Transcribe the entries exactly; images are not part of the copy.

[Data entries]
___
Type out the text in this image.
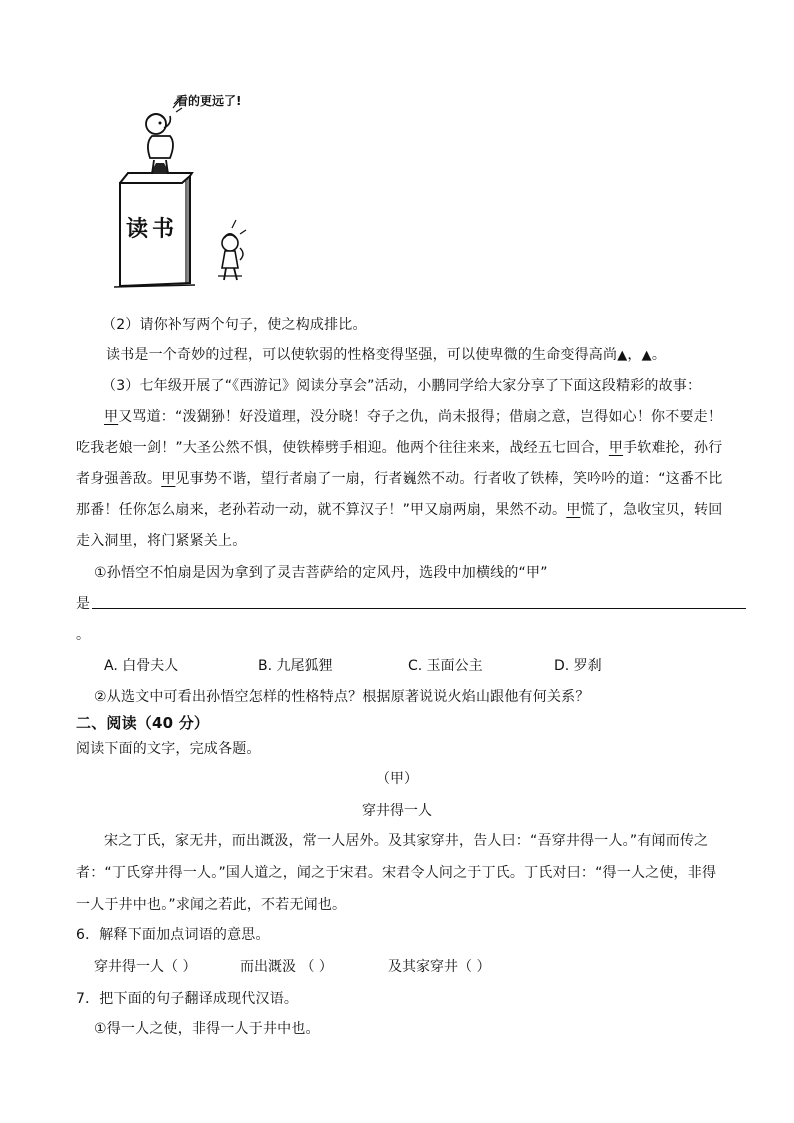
看的更远了!
读 书
（2）请你补写两个句子，使之构成排比。
读书是一个奇妙的过程，可以使软弱的性格变得坚强，可以使卑微的生命变得高尚▲，▲。
（3）七年级开展了“《西游记》阅读分享会”活动，小鹏同学给大家分享了下面这段精彩的故事：
甲又骂道：“泼猢狲！好没道理，没分晓！夺子之仇，尚未报得；借扇之意，岂得如心！你不要走！
吃我老娘一剑！”大圣公然不惧，使铁棒劈手相迎。他两个往往来来，战经五七回合，甲手软难抡，孙行
者身强善敌。甲见事势不谐，望行者扇了一扇，行者巍然不动。行者收了铁棒，笑吟吟的道：“这番不比
那番！任你怎么扇来，老孙若动一动，就不算汉子！”甲又扇两扇，果然不动。甲慌了，急收宝贝，转回
走入洞里，将门紧紧关上。
①孙悟空不怕扇是因为拿到了灵吉菩萨给的定风丹，选段中加横线的“甲”
是
。
A. 白骨夫人	B. 九尾狐狸	C. 玉面公主	D. 罗刹
②从选文中可看出孙悟空怎样的性格特点？根据原著说说火焰山跟他有何关系？
二、阅读（40 分）
阅读下面的文字，完成各题。
（甲）
穿井得一人
宋之丁氏，家无井，而出溉汲，常一人居外。及其家穿井，告人曰：“吾穿井得一人。”有闻而传之
者：“丁氏穿井得一人。”国人道之，闻之于宋君。宋君令人问之于丁氏。丁氏对曰：“得一人之使，非得
一人于井中也。”求闻之若此，不若无闻也。
6．解释下面加点词语的意思。
穿井得一人（ ）	而出溉汲 （ ）	及其家穿井（ ）
7．把下面的句子翻译成现代汉语。
①得一人之使，非得一人于井中也。
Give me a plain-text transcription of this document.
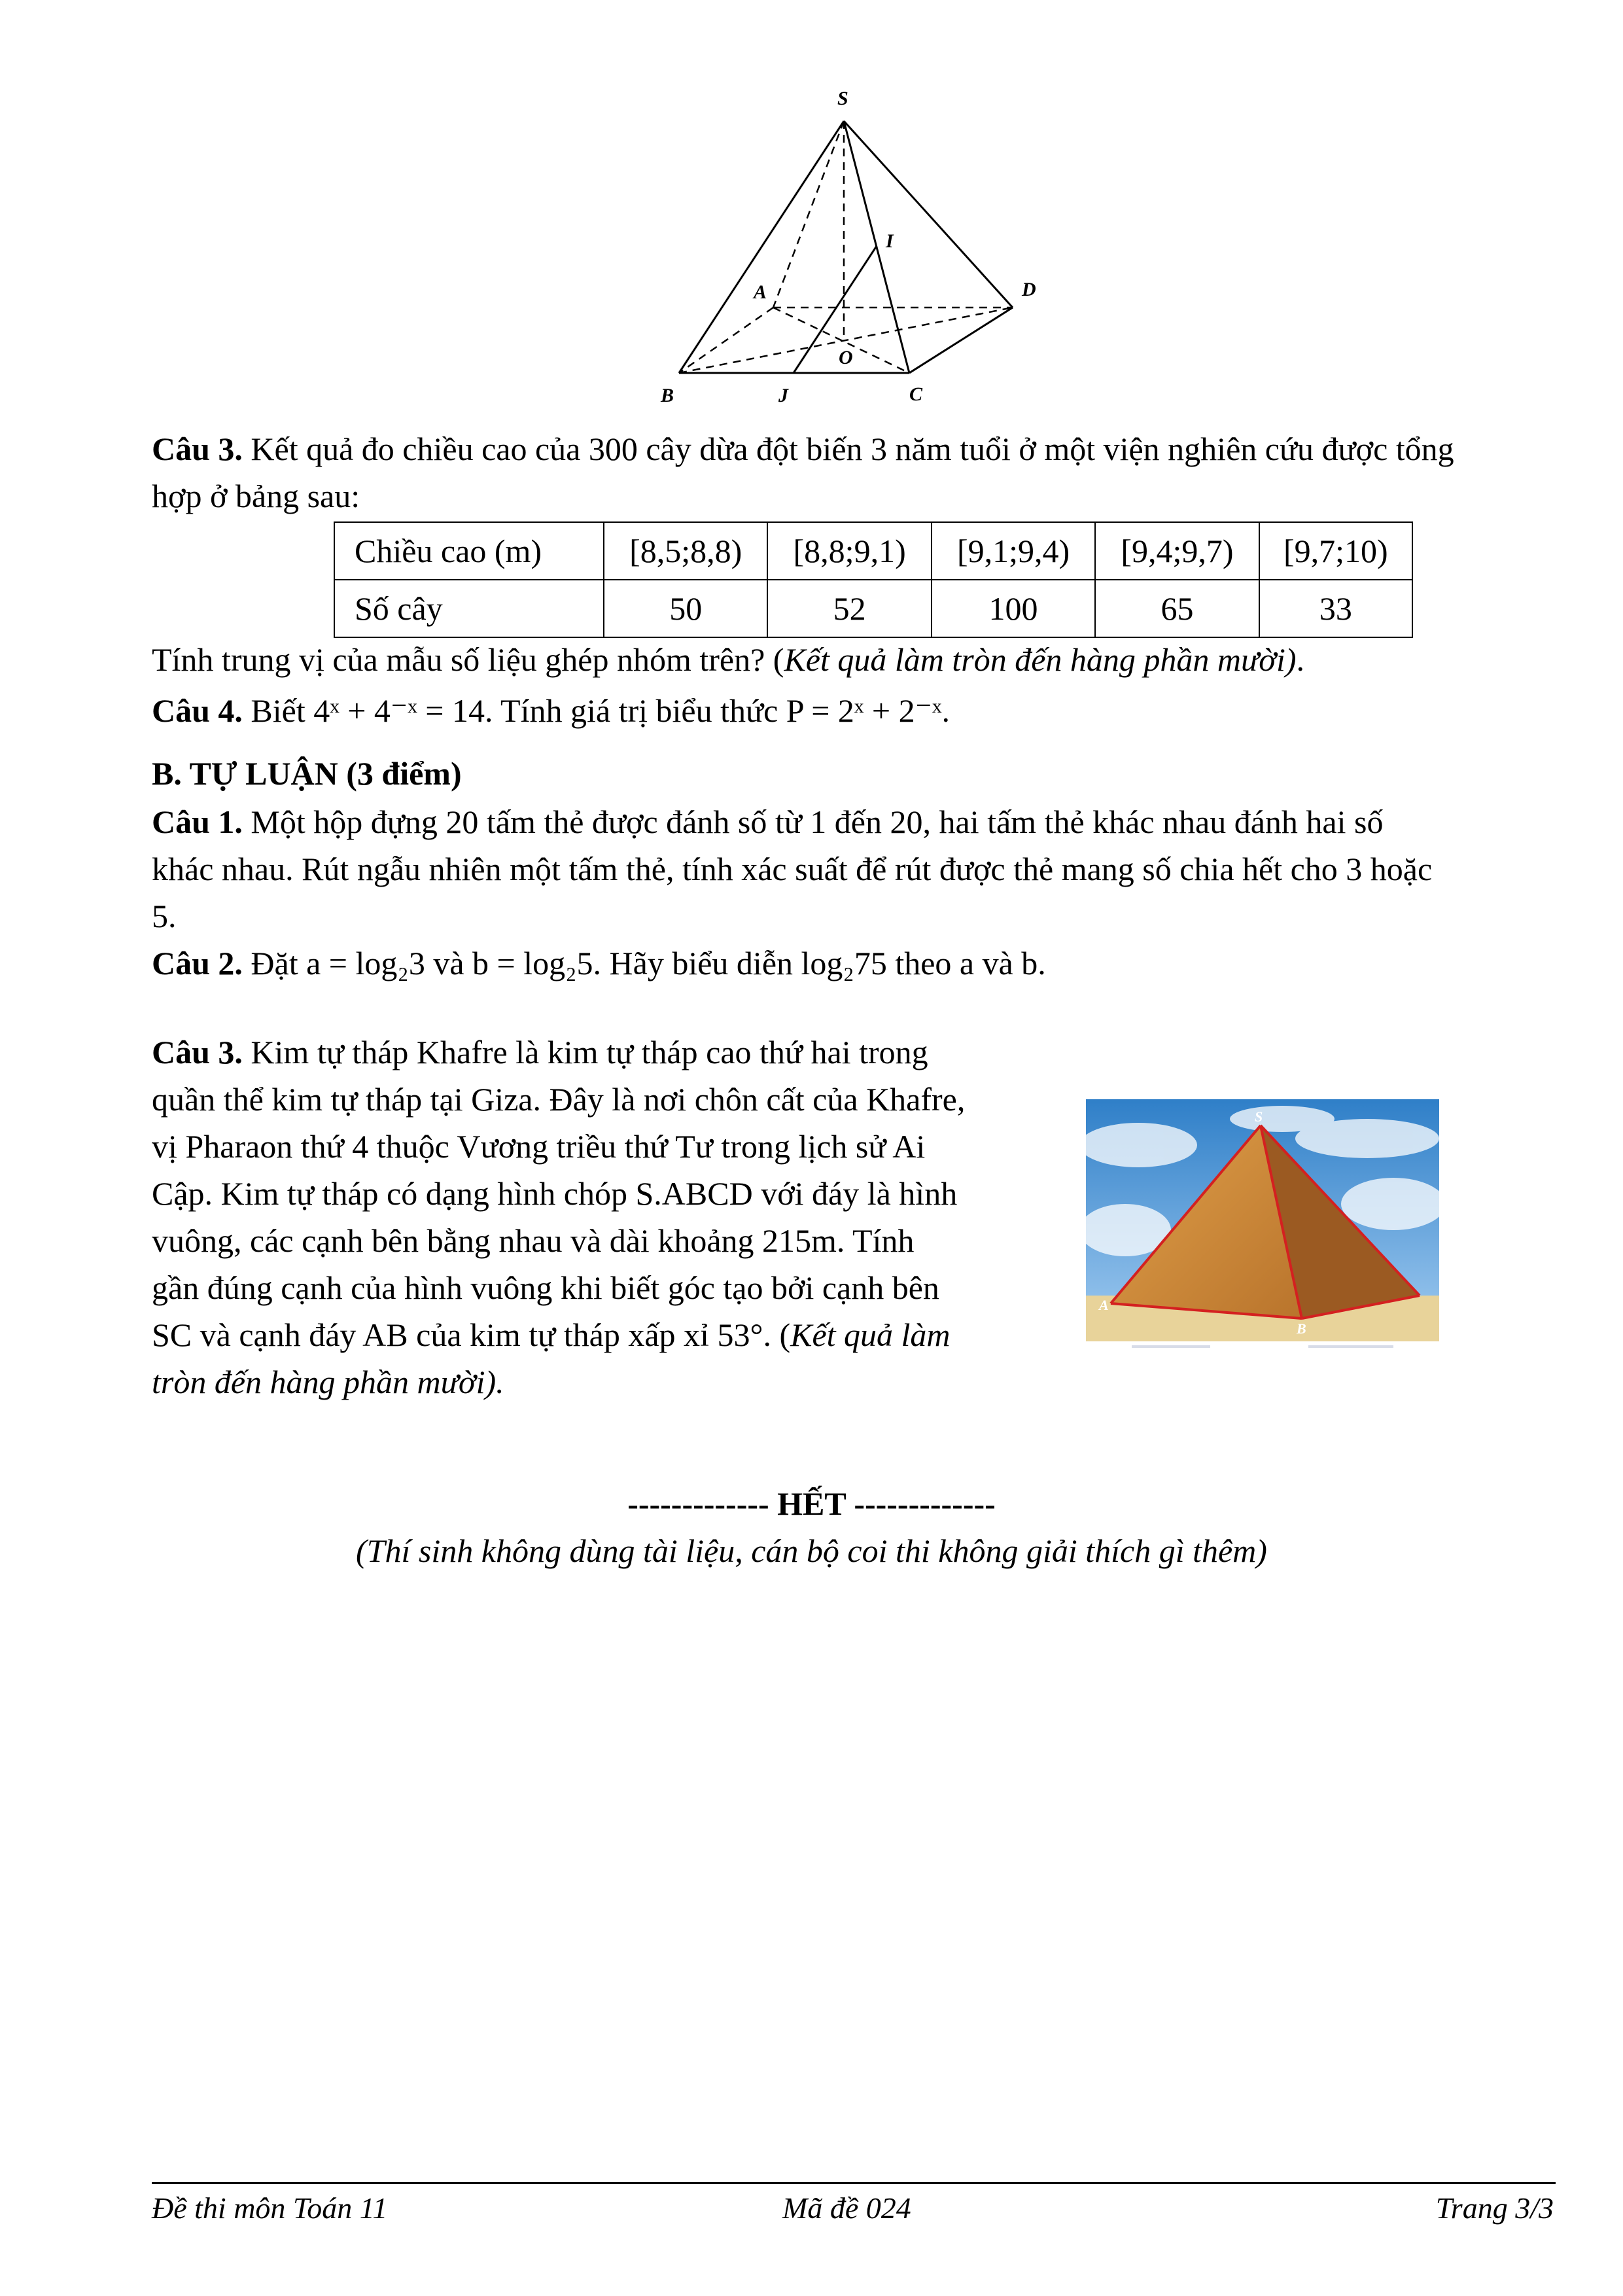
S
I
A	D
O
B	J	C
Câu 3. Kết quả đo chiều cao của 300 cây dừa đột biến 3 năm tuổi ở một viện nghiên cứu được tổng
hợp ở bảng sau:
Chiều cao (m)	[8,5;8,8)	[8,8;9,1)	[9,1;9,4)	[9,4;9,7)	[9,7;10)
Số cây	50	52	100	65	33
Tính trung vị của mẫu số liệu ghép nhóm trên? (Kết quả làm tròn đến hàng phần mười).
Câu 4. Biết 4ˣ + 4⁻ˣ = 14. Tính giá trị biểu thức P = 2ˣ + 2⁻ˣ.
B. TỰ LUẬN (3 điểm)
Câu 1. Một hộp đựng 20 tấm thẻ được đánh số từ 1 đến 20, hai tấm thẻ khác nhau đánh hai số
khác nhau. Rút ngẫu nhiên một tấm thẻ, tính xác suất để rút được thẻ mang số chia hết cho 3 hoặc
5.
Câu 2. Đặt a = log₂3 và b = log₂5. Hãy biểu diễn log₂75 theo a và b.
Câu 3. Kim tự tháp Khafre là kim tự tháp cao thứ hai trong
quần thể kim tự tháp tại Giza. Đây là nơi chôn cất của Khafre,
vị Pharaon thứ 4 thuộc Vương triều thứ Tư trong lịch sử Ai
Cập. Kim tự tháp có dạng hình chóp S.ABCD với đáy là hình
vuông, các cạnh bên bằng nhau và dài khoảng 215m. Tính
gần đúng cạnh của hình vuông khi biết góc tạo bởi cạnh bên
SC và cạnh đáy AB của kim tự tháp xấp xỉ 53°. (Kết quả làm
tròn đến hàng phần mười).
S
A
B
------------- HẾT -------------
(Thí sinh không dùng tài liệu, cán bộ coi thi không giải thích gì thêm)
Đề thi môn Toán 11	Mã đề 024	Trang 3/3
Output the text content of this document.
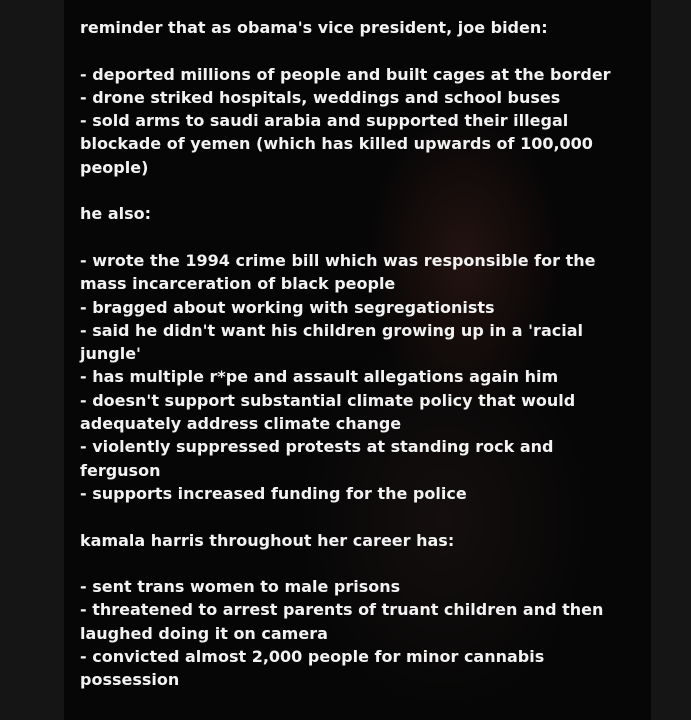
reminder that as obama's vice president, joe biden:
- deported millions of people and built cages at the border
- drone striked hospitals, weddings and school buses
- sold arms to saudi arabia and supported their illegal
blockade of yemen (which has killed upwards of 100,000
people)
he also:
- wrote the 1994 crime bill which was responsible for the
mass incarceration of black people
- bragged about working with segregationists
- said he didn't want his children growing up in a 'racial
jungle'
- has multiple r*pe and assault allegations again him
- doesn't support substantial climate policy that would
adequately address climate change
- violently suppressed protests at standing rock and
ferguson
- supports increased funding for the police
kamala harris throughout her career has:
- sent trans women to male prisons
- threatened to arrest parents of truant children and then
laughed doing it on camera
- convicted almost 2,000 people for minor cannabis
possession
___
RESULT FOR THIS TASK →
Type out the text in this image.
看的更远了!
读 书
（2）请你补写两个句子，使之构成排比。
读书是一个奇妙的过程，可以使软弱的性格变得坚强，可以使卑微的生命变得高尚▲，▲。
（3）七年级开展了“《西游记》阅读分享会”活动，小鹏同学给大家分享了下面这段精彩的故事：
甲又骂道：“泼猢狲！好没道理，没分晓！夺子之仇，尚未报得；借扇之意，岂得如心！你不要走！
吃我老娘一剑！”大圣公然不惧，使铁棒劈手相迎。他两个往往来来，战经五七回合，甲手软难抡，孙行
者身强善敌。甲见事势不谐，望行者扇了一扇，行者巍然不动。行者收了铁棒，笑吟吟的道：“这番不比
那番！任你怎么扇来，老孙若动一动，就不算汉子！”甲又扇两扇，果然不动。甲慌了，急收宝贝，转回
走入洞里，将门紧紧关上。
①孙悟空不怕扇是因为拿到了灵吉菩萨给的定风丹，选段中加横线的“甲”
是
。
A. 白骨夫人	B. 九尾狐狸	C. 玉面公主	D. 罗刹
②从选文中可看出孙悟空怎样的性格特点？根据原著说说火焰山跟他有何关系？
二、阅读（40 分）
阅读下面的文字，完成各题。
（甲）
穿井得一人
宋之丁氏，家无井，而出溉汲，常一人居外。及其家穿井，告人曰：“吾穿井得一人。”有闻而传之
者：“丁氏穿井得一人。”国人道之，闻之于宋君。宋君令人问之于丁氏。丁氏对曰：“得一人之使，非得
一人于井中也。”求闻之若此，不若无闻也。
6．解释下面加点词语的意思。
穿井得一人（ ）	而出溉汲 （ ）	及其家穿井（ ）
7．把下面的句子翻译成现代汉语。
①得一人之使，非得一人于井中也。
Give me a plain-text transcription of this document.
S
I
A	D
O
B	J	C
Câu 3. Kết quả đo chiều cao của 300 cây dừa đột biến 3 năm tuổi ở một viện nghiên cứu được tổng
hợp ở bảng sau:
Chiều cao (m)	[8,5;8,8)	[8,8;9,1)	[9,1;9,4)	[9,4;9,7)	[9,7;10)
Số cây	50	52	100	65	33
Tính trung vị của mẫu số liệu ghép nhóm trên? (Kết quả làm tròn đến hàng phần mười).
Câu 4. Biết 4ˣ + 4⁻ˣ = 14. Tính giá trị biểu thức P = 2ˣ + 2⁻ˣ.
B. TỰ LUẬN (3 điểm)
Câu 1. Một hộp đựng 20 tấm thẻ được đánh số từ 1 đến 20, hai tấm thẻ khác nhau đánh hai số
khác nhau. Rút ngẫu nhiên một tấm thẻ, tính xác suất để rút được thẻ mang số chia hết cho 3 hoặc
5.
Câu 2. Đặt a = log₂3 và b = log₂5. Hãy biểu diễn log₂75 theo a và b.
Câu 3. Kim tự tháp Khafre là kim tự tháp cao thứ hai trong
quần thể kim tự tháp tại Giza. Đây là nơi chôn cất của Khafre,
vị Pharaon thứ 4 thuộc Vương triều thứ Tư trong lịch sử Ai
Cập. Kim tự tháp có dạng hình chóp S.ABCD với đáy là hình
vuông, các cạnh bên bằng nhau và dài khoảng 215m. Tính
gần đúng cạnh của hình vuông khi biết góc tạo bởi cạnh bên
SC và cạnh đáy AB của kim tự tháp xấp xỉ 53°. (Kết quả làm
tròn đến hàng phần mười).
S
A
B
------------- HẾT -------------
(Thí sinh không dùng tài liệu, cán bộ coi thi không giải thích gì thêm)
Đề thi môn Toán 11	Mã đề 024	Trang 3/3
Output the text content of this document.
reminder that as obama's vice president, joe biden:
- deported millions of people and built cages at the border
- drone striked hospitals, weddings and school buses
- sold arms to saudi arabia and supported their illegal
blockade of yemen (which has killed upwards of 100,000
people)
he also:
- wrote the 1994 crime bill which was responsible for the
mass incarceration of black people
- bragged about working with segregationists
- said he didn't want his children growing up in a 'racial
jungle'
- has multiple r*pe and assault allegations again him
- doesn't support substantial climate policy that would
adequately address climate change
- violently suppressed protests at standing rock and
ferguson
- supports increased funding for the police
kamala harris throughout her career has:
- sent trans women to male prisons
- threatened to arrest parents of truant children and then
laughed doing it on camera
- convicted almost 2,000 people for minor cannabis
possession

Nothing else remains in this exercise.